Written request:
Under this task are some entries; return every one of them exactly.

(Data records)
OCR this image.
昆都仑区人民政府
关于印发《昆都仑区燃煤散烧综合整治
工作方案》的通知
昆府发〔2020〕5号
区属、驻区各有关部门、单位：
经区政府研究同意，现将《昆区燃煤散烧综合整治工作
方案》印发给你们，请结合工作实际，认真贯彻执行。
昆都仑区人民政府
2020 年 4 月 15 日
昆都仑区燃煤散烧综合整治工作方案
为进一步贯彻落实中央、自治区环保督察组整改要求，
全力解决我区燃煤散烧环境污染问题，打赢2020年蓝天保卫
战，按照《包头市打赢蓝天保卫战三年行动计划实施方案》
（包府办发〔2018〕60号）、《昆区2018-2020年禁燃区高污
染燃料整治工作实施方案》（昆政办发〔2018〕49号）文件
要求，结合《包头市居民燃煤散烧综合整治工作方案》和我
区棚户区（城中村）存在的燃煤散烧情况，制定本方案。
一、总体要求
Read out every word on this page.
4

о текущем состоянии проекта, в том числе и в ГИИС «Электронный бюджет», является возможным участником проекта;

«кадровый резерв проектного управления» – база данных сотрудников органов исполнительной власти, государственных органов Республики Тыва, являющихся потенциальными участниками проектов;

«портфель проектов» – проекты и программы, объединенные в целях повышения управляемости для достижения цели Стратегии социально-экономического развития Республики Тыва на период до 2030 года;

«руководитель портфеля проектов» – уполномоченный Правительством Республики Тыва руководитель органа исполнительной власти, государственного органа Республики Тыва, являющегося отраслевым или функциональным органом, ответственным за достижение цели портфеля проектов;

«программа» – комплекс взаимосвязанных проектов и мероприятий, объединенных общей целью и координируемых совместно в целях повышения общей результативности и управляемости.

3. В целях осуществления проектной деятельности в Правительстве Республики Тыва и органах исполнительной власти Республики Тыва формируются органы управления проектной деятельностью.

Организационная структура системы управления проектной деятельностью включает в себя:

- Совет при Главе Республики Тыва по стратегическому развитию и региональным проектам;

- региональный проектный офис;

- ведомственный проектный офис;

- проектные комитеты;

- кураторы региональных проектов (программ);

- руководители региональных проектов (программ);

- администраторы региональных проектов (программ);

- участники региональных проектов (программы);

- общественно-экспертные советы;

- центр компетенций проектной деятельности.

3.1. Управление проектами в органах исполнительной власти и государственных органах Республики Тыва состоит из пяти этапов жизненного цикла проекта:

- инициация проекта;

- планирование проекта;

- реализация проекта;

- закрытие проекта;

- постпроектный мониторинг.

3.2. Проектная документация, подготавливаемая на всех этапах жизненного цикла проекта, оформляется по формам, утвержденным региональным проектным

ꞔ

Right answer:
OCR this image.
昆都仑区人民政府
关于印发《昆都仑区燃煤散烧综合整治
工作方案》的通知
昆府发〔2020〕5号
区属、驻区各有关部门、单位：
经区政府研究同意，现将《昆区燃煤散烧综合整治工作
方案》印发给你们，请结合工作实际，认真贯彻执行。
昆都仑区人民政府
2020 年 4 月 15 日
昆都仑区燃煤散烧综合整治工作方案
为进一步贯彻落实中央、自治区环保督察组整改要求，
全力解决我区燃煤散烧环境污染问题，打赢2020年蓝天保卫
战，按照《包头市打赢蓝天保卫战三年行动计划实施方案》
（包府办发〔2018〕60号）、《昆区2018-2020年禁燃区高污
染燃料整治工作实施方案》（昆政办发〔2018〕49号）文件
要求，结合《包头市居民燃煤散烧综合整治工作方案》和我
区棚户区（城中村）存在的燃煤散烧情况，制定本方案。
一、总体要求
Read out every word on this page.
4

о текущем состоянии проекта, в том числе и в ГИИС «Электронный бюджет», является возможным участником проекта;

«кадровый резерв проектного управления» – база данных сотрудников органов исполнительной власти, государственных органов Республики Тыва, являющихся потенциальными участниками проектов;

«портфель проектов» – проекты и программы, объединенные в целях повышения управляемости для достижения цели Стратегии социально-экономического развития Республики Тыва на период до 2030 года;

«руководитель портфеля проектов» – уполномоченный Правительством Республики Тыва руководитель органа исполнительной власти, государственного органа Республики Тыва, являющегося отраслевым или функциональным органом, ответственным за достижение цели портфеля проектов;

«программа» – комплекс взаимосвязанных проектов и мероприятий, объединенных общей целью и координируемых совместно в целях повышения общей результативности и управляемости.

3. В целях осуществления проектной деятельности в Правительстве Республики Тыва и органах исполнительной власти Республики Тыва формируются органы управления проектной деятельностью.

Организационная структура системы управления проектной деятельностью включает в себя:

- Совет при Главе Республики Тыва по стратегическому развитию и региональным проектам;

- региональный проектный офис;

- ведомственный проектный офис;

- проектные комитеты;

- кураторы региональных проектов (программ);

- руководители региональных проектов (программ);

- администраторы региональных проектов (программ);

- участники региональных проектов (программы);

- общественно-экспертные советы;

- центр компетенций проектной деятельности.

3.1. Управление проектами в органах исполнительной власти и государственных органах Республики Тыва состоит из пяти этапов жизненного цикла проекта:

- инициация проекта;

- планирование проекта;

- реализация проекта;

- закрытие проекта;

- постпроектный мониторинг.

3.2. Проектная документация, подготавливаемая на всех этапах жизненного цикла проекта, оформляется по формам, утвержденным региональным проектным

ꞔ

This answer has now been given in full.